## [Given instruction]
Give every line from the entries that contains "arrow".

## [Given records]
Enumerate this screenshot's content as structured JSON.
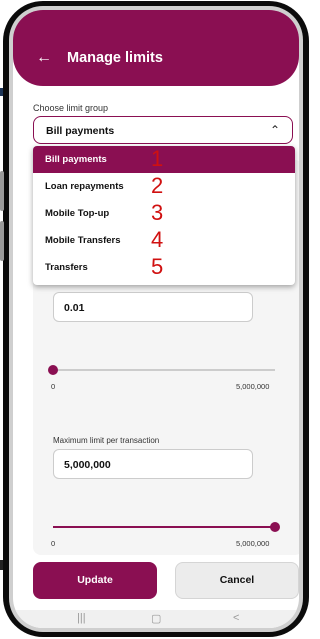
{
  "header": {
    "title": "Manage limits",
    "back_icon": "arrow-left-icon"
  },
  "limit_group": {
    "label": "Choose limit group",
    "selected": "Bill payments"
  },
  "dropdown": {
    "options": [
      {
        "label": "Bill payments",
        "marker": "1"
      },
      {
        "label": "Loan repayments",
        "marker": "2"
      },
      {
        "label": "Mobile Top-up",
        "marker": "3"
      },
      {
        "label": "Mobile Transfers",
        "marker": "4"
      },
      {
        "label": "Transfers",
        "marker": "5"
      }
    ]
  },
  "min_limit": {
    "value": "0.01",
    "slider_min": "0",
    "slider_max": "5,000,000",
    "level_fraction": 0.0
  },
  "max_limit": {
    "label": "Maximum limit per transaction",
    "value": "5,000,000",
    "slider_min": "0",
    "slider_max": "5,000,000",
    "level_fraction": 1.0
  },
  "actions": {
    "update": "Update",
    "cancel": "Cancel"
  },
  "colors": {
    "brand": "#8a0f52",
    "marker": "#d01010"
  }
}
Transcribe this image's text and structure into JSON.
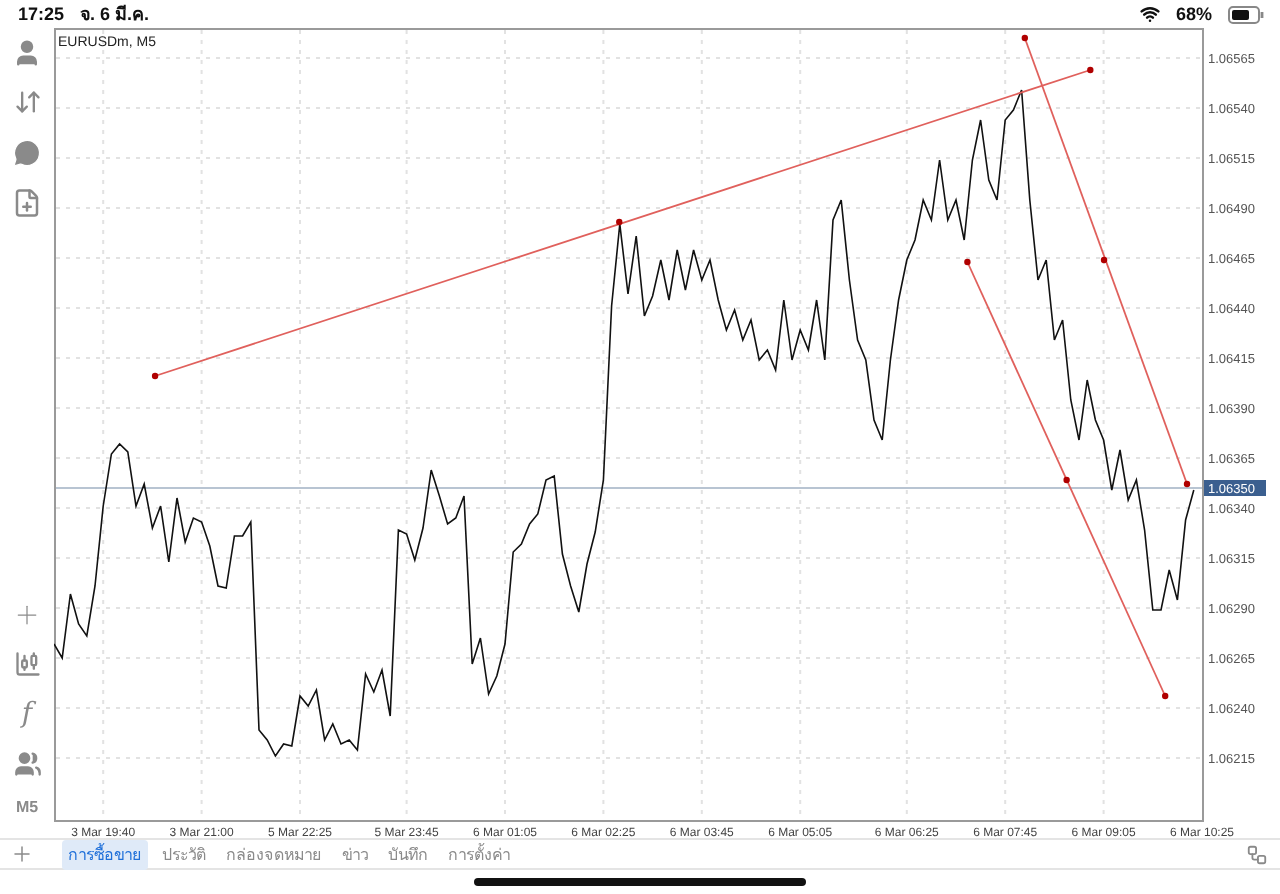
{
  "status_bar": {
    "time": "17:25",
    "date": "จ. 6 มี.ค.",
    "battery": "68%"
  },
  "toolbar": {
    "function_glyph": "f",
    "timeframe": "M5"
  },
  "chart": {
    "title": "EURUSDm, M5",
    "chart_data": {
      "type": "line",
      "categories": [
        null,
        null,
        null,
        null,
        null,
        null,
        "3 Mar 19:40",
        null,
        null,
        null,
        null,
        null,
        null,
        null,
        null,
        null,
        null,
        null,
        "3 Mar 21:00",
        null,
        null,
        null,
        null,
        null,
        null,
        null,
        null,
        null,
        null,
        null,
        "5 Mar 22:25",
        null,
        null,
        null,
        null,
        null,
        null,
        null,
        null,
        null,
        null,
        null,
        null,
        "5 Mar 23:45",
        null,
        null,
        null,
        null,
        null,
        null,
        null,
        null,
        null,
        null,
        null,
        "6 Mar 01:05",
        null,
        null,
        null,
        null,
        null,
        null,
        null,
        null,
        null,
        null,
        null,
        "6 Mar 02:25",
        null,
        null,
        null,
        null,
        null,
        null,
        null,
        null,
        null,
        null,
        null,
        "6 Mar 03:45",
        null,
        null,
        null,
        null,
        null,
        null,
        null,
        null,
        null,
        null,
        null,
        "6 Mar 05:05",
        null,
        null,
        null,
        null,
        null,
        null,
        null,
        null,
        null,
        null,
        null,
        null,
        "6 Mar 06:25",
        null,
        null,
        null,
        null,
        null,
        null,
        null,
        null,
        null,
        null,
        null,
        "6 Mar 07:45",
        null,
        null,
        null,
        null,
        null,
        null,
        null,
        null,
        null,
        null,
        null,
        "6 Mar 09:05",
        null,
        null,
        null,
        null,
        null,
        null,
        null,
        null,
        null,
        null,
        null,
        "6 Mar 10:25"
      ],
      "series": [
        {
          "color": "#111111",
          "values": [
            1.06272,
            1.06265,
            1.06297,
            1.06282,
            1.06276,
            1.06301,
            1.06341,
            1.06367,
            1.06372,
            1.06368,
            1.06341,
            1.06352,
            1.0633,
            1.06341,
            1.06313,
            1.06345,
            1.06323,
            1.06335,
            1.06333,
            1.06321,
            1.06301,
            1.063,
            1.06326,
            1.06326,
            1.06333,
            1.06229,
            1.06224,
            1.06216,
            1.06222,
            1.06221,
            1.06246,
            1.06241,
            1.06249,
            1.06224,
            1.06232,
            1.06222,
            1.06224,
            1.06219,
            1.06257,
            1.06248,
            1.06259,
            1.06236,
            1.06329,
            1.06327,
            1.06314,
            1.0633,
            1.06359,
            1.06346,
            1.06332,
            1.06335,
            1.06346,
            1.06262,
            1.06275,
            1.06247,
            1.06256,
            1.06272,
            1.06318,
            1.06322,
            1.06332,
            1.06337,
            1.06354,
            1.06356,
            1.06317,
            1.06301,
            1.06288,
            1.06312,
            1.06328,
            1.06354,
            1.06441,
            1.06482,
            1.06447,
            1.06476,
            1.06436,
            1.06446,
            1.06464,
            1.06444,
            1.06469,
            1.06449,
            1.06469,
            1.06454,
            1.06464,
            1.06444,
            1.06429,
            1.06439,
            1.06424,
            1.06434,
            1.06414,
            1.06419,
            1.06409,
            1.06444,
            1.06414,
            1.06429,
            1.06419,
            1.06444,
            1.06414,
            1.06484,
            1.06494,
            1.06454,
            1.06424,
            1.06414,
            1.06384,
            1.06374,
            1.06414,
            1.06444,
            1.06464,
            1.06474,
            1.06494,
            1.06484,
            1.06514,
            1.06484,
            1.06494,
            1.06474,
            1.06514,
            1.06534,
            1.06504,
            1.06494,
            1.06534,
            1.06539,
            1.06549,
            1.06494,
            1.06454,
            1.06464,
            1.06424,
            1.06434,
            1.06394,
            1.06374,
            1.06404,
            1.06384,
            1.06374,
            1.06349,
            1.06369,
            1.06344,
            1.06354,
            1.06329,
            1.06289,
            1.06289,
            1.06309,
            1.06294,
            1.06334,
            1.06349,
            null
          ]
        }
      ],
      "ylim": [
        1.06184,
        1.0658
      ],
      "grid": true,
      "ref_lines": [
        {
          "axis": "y",
          "value": 1.0635,
          "label": "1.06350"
        }
      ],
      "yticks": [
        {
          "value": 1.06565,
          "label": "1.06565"
        },
        {
          "value": 1.0654,
          "label": "1.06540"
        },
        {
          "value": 1.06515,
          "label": "1.06515"
        },
        {
          "value": 1.0649,
          "label": "1.06490"
        },
        {
          "value": 1.06465,
          "label": "1.06465"
        },
        {
          "value": 1.0644,
          "label": "1.06440"
        },
        {
          "value": 1.06415,
          "label": "1.06415"
        },
        {
          "value": 1.0639,
          "label": "1.06390"
        },
        {
          "value": 1.06365,
          "label": "1.06365"
        },
        {
          "value": 1.0634,
          "label": "1.06340"
        },
        {
          "value": 1.06315,
          "label": "1.06315"
        },
        {
          "value": 1.0629,
          "label": "1.06290"
        },
        {
          "value": 1.06265,
          "label": "1.06265"
        },
        {
          "value": 1.0624,
          "label": "1.06240"
        },
        {
          "value": 1.06215,
          "label": "1.06215"
        }
      ]
    }
  },
  "tabs": [
    {
      "label": "การซื้อขาย",
      "selected": true
    },
    {
      "label": "ประวัติ",
      "selected": false
    },
    {
      "label": "กล่องจดหมาย",
      "selected": false
    },
    {
      "label": "ข่าว",
      "selected": false
    },
    {
      "label": "บันทึก",
      "selected": false
    },
    {
      "label": "การตั้งค่า",
      "selected": false
    }
  ]
}
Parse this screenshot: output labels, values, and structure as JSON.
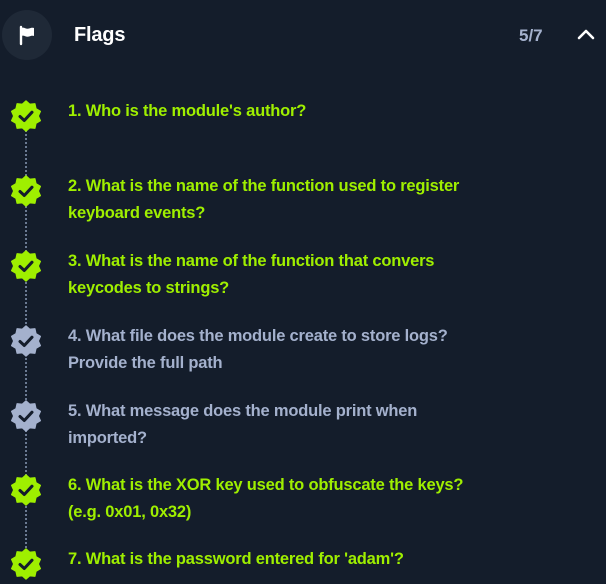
{
  "header": {
    "title": "Flags",
    "count": "5/7",
    "icon": "flag-icon",
    "toggle_icon": "chevron-up-icon"
  },
  "colors": {
    "background": "#141d2b",
    "solved": "#9fef00",
    "unsolved": "#a4b1cd"
  },
  "flags": [
    {
      "text": "1. Who is the module's author?",
      "solved": true
    },
    {
      "text": "2. What is the name of the function used to register keyboard events?",
      "solved": true
    },
    {
      "text": "3. What is the name of the function that convers keycodes to strings?",
      "solved": true
    },
    {
      "text": "4. What file does the module create to store logs? Provide the full path",
      "solved": false
    },
    {
      "text": "5. What message does the module print when imported?",
      "solved": false
    },
    {
      "text": "6. What is the XOR key used to obfuscate the keys? (e.g. 0x01, 0x32)",
      "solved": true
    },
    {
      "text": "7. What is the password entered for 'adam'?",
      "solved": true
    }
  ]
}
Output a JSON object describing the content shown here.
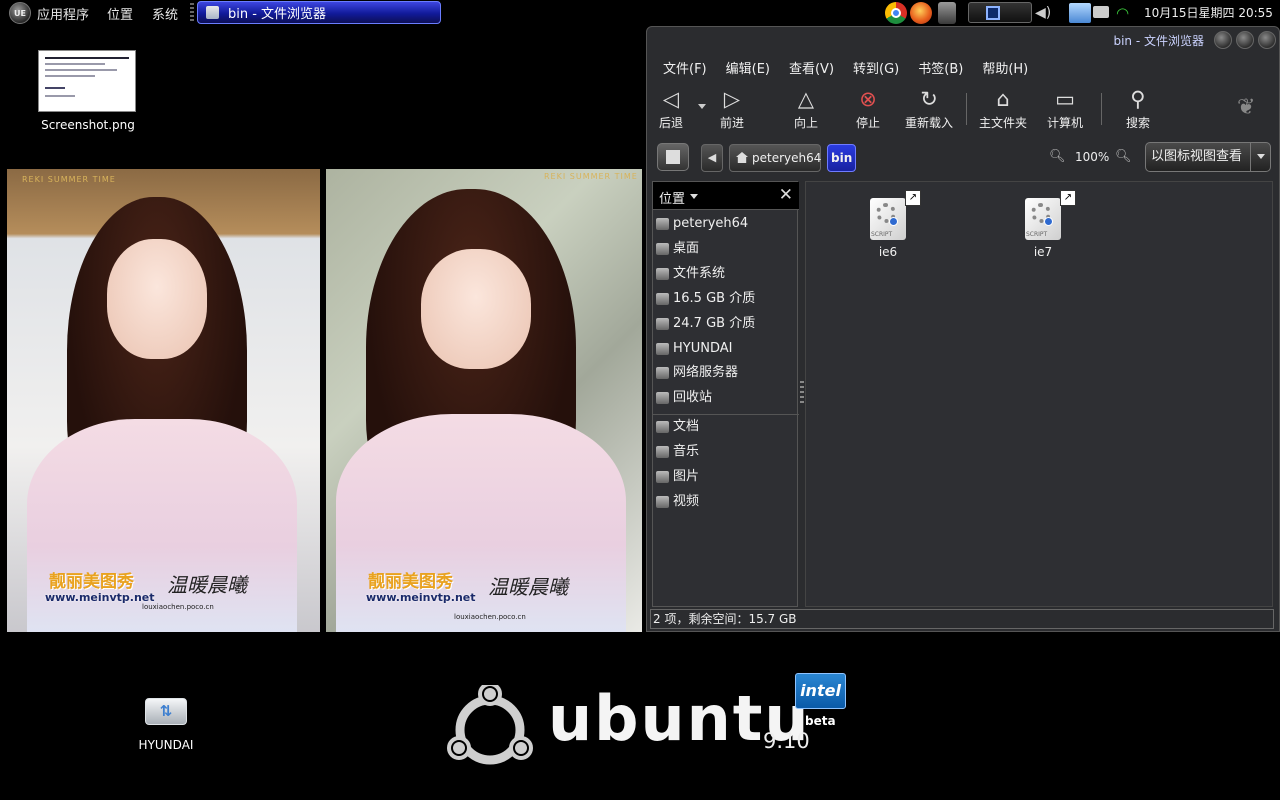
{
  "top_panel": {
    "logo_text": "UE",
    "menus": [
      "应用程序",
      "位置",
      "系统"
    ],
    "task_button": "bin - 文件浏览器",
    "tray_icons": [
      "chrome-icon",
      "firefox-icon",
      "trash-icon",
      "workspace-switcher",
      "volume-icon",
      "notification-icon",
      "keyboard-icon",
      "wifi-icon"
    ],
    "clock": "10月15日星期四  20:55"
  },
  "desktop": {
    "screenshot_label": "Screenshot.png",
    "drive_label": "HYUNDAI",
    "photo_caption": "REKI SUMMER TIME",
    "photo_watermark_cn": "靓丽美图秀",
    "photo_watermark_url": "www.meinvtp.net",
    "photo_watermark_script": "温暖晨曦",
    "photo_watermark_small": "louxiaochen.poco.cn",
    "ubuntu_text": "ubuntu",
    "ubuntu_version": "9.10",
    "intel_text": "intel",
    "intel_beta": "beta"
  },
  "window": {
    "title": "bin - 文件浏览器",
    "menubar": [
      "文件(F)",
      "编辑(E)",
      "查看(V)",
      "转到(G)",
      "书签(B)",
      "帮助(H)"
    ],
    "toolbar": {
      "back": "后退",
      "forward": "前进",
      "up": "向上",
      "stop": "停止",
      "reload": "重新载入",
      "home": "主文件夹",
      "computer": "计算机",
      "search": "搜索"
    },
    "breadcrumbs": [
      "peteryeh64",
      "bin"
    ],
    "zoom": "100%",
    "view_mode": "以图标视图查看",
    "sidebar": {
      "header": "位置",
      "places": [
        "peteryeh64",
        "桌面",
        "文件系统",
        "16.5 GB 介质",
        "24.7 GB 介质",
        "HYUNDAI",
        "网络服务器",
        "回收站"
      ],
      "bookmarks": [
        "文档",
        "音乐",
        "图片",
        "视频"
      ]
    },
    "files": [
      {
        "name": "ie6",
        "icon": "script-icon"
      },
      {
        "name": "ie7",
        "icon": "script-icon"
      }
    ],
    "status": "2 项，剩余空间：15.7 GB"
  }
}
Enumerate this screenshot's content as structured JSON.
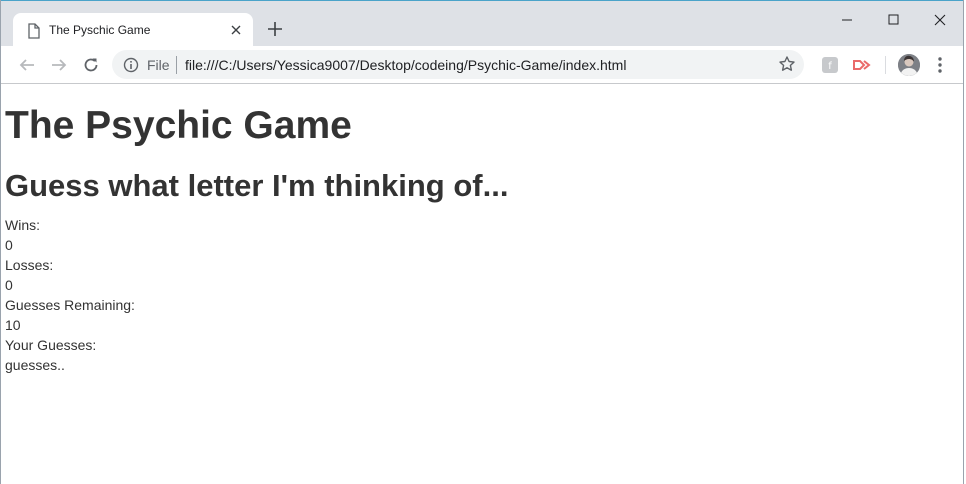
{
  "browser": {
    "tab_title": "The Pyschic Game",
    "scheme_label": "File",
    "url": "file:///C:/Users/Yessica9007/Desktop/codeing/Psychic-Game/index.html",
    "accent": "#4aa3c9"
  },
  "icons": {
    "tab": "file-icon",
    "close": "close-icon",
    "new_tab": "plus-icon",
    "back": "back-arrow-icon",
    "forward": "forward-arrow-icon",
    "reload": "reload-icon",
    "info": "info-icon",
    "bookmark": "star-icon",
    "menu": "menu-dots-icon"
  },
  "page": {
    "title": "The Psychic Game",
    "subtitle": "Guess what letter I'm thinking of...",
    "wins_label": "Wins:",
    "wins_value": "0",
    "losses_label": "Losses:",
    "losses_value": "0",
    "remaining_label": "Guesses Remaining:",
    "remaining_value": "10",
    "guesses_label": "Your Guesses:",
    "guesses_value": "guesses.."
  }
}
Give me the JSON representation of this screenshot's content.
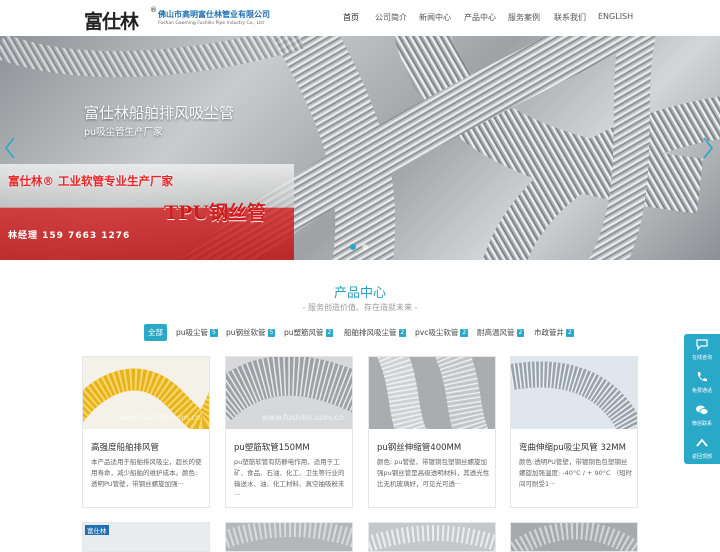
{
  "logo": {
    "main": "富仕林",
    "reg": "®",
    "company_cn": "佛山市高明富仕林管业有限公司",
    "company_en": "Foshan Gaoming Fushilin Pipe Industry Co., Ltd"
  },
  "nav": {
    "items": [
      "首页",
      "公司简介",
      "新闻中心",
      "产品中心",
      "服务案例",
      "联系我们",
      "ENGLISH"
    ],
    "active_index": 0
  },
  "banner": {
    "title": "富仕林船舶排风吸尘管",
    "subtitle": "pu吸尘管生产厂家",
    "ad_slogan": "富仕林® 工业软管专业生产厂家",
    "ad_product": "TPU钢丝管",
    "ad_phone": "林经理 159 7663 1276",
    "slide_count": 2,
    "active_slide": 0
  },
  "products": {
    "title": "产品中心",
    "subtitle": "- 服务创造价值、存在造就未来 -",
    "tabs": [
      {
        "label": "全部",
        "badge": ""
      },
      {
        "label": "pu吸尘管",
        "badge": "5"
      },
      {
        "label": "pu钢丝软管",
        "badge": "5"
      },
      {
        "label": "pu塑筋风管",
        "badge": "2"
      },
      {
        "label": "船舶排风吸尘管",
        "badge": "2"
      },
      {
        "label": "pvc吸尘软管",
        "badge": "2"
      },
      {
        "label": "耐高温风管",
        "badge": "2"
      },
      {
        "label": "市政管井",
        "badge": "2"
      }
    ],
    "watermark": "www.fushilin.com.cn",
    "cards": [
      {
        "title": "高强度船舶排风管",
        "desc": "本产品适用于船舶排风吸尘，超长的使用寿命，减少船舶的维护成本。颜色: 透明PU管壁，带钢丝螺旋加强···"
      },
      {
        "title": "pu塑筋软管150MM",
        "desc": "pu塑筋软管有防静电作用，适用于工矿、食品、石油、化工、卫生等行业的输送水、油、化工材料、真空抽吸粉末···"
      },
      {
        "title": "pu钢丝伸缩管400MM",
        "desc": "颜色: pu管壁，带镀铜包塑钢丝螺旋加强pu钢丝管是高级透明材料，其透光性比无机玻璃好，可见光可透···"
      },
      {
        "title": "弯曲伸缩pu吸尘风管 32MM",
        "desc": "颜色:透明PU管壁，带镀铜色包塑钢丝螺旋加强温度: -40°C / + 90°C （短时间可耐受1···"
      }
    ],
    "card2_label": "富仕林"
  },
  "float_bar": {
    "items": [
      "在线咨询",
      "免费通话",
      "微信联系",
      "返回顶部"
    ]
  },
  "colors": {
    "accent": "#2aa8c8",
    "ad_red": "#d01c1f"
  }
}
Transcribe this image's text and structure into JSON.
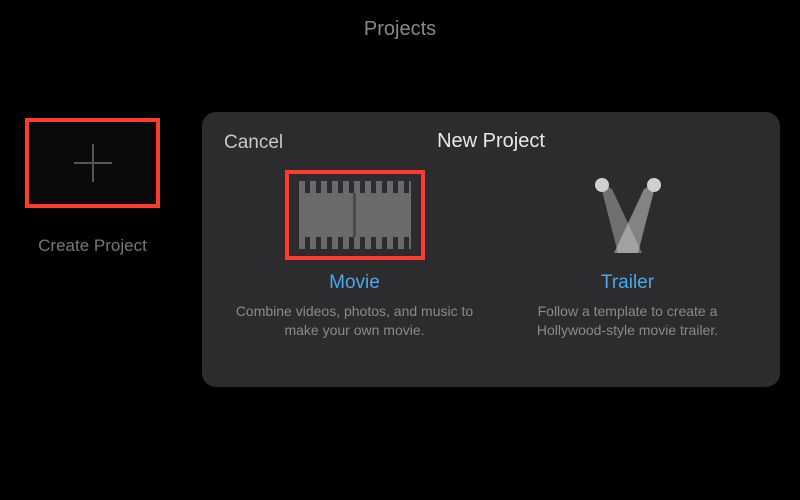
{
  "header": {
    "title": "Projects"
  },
  "sidebar": {
    "create_label": "Create Project"
  },
  "modal": {
    "cancel_label": "Cancel",
    "title": "New Project",
    "options": {
      "movie": {
        "label": "Movie",
        "description": "Combine videos, photos, and music to make your own movie."
      },
      "trailer": {
        "label": "Trailer",
        "description": "Follow a template to create a Hollywood-style movie trailer."
      }
    }
  }
}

## [Final result]
    "back_icon": "arrow-left-icon"
    "back": "back-arrow-icon",
    "forward": "forward-arrow-icon",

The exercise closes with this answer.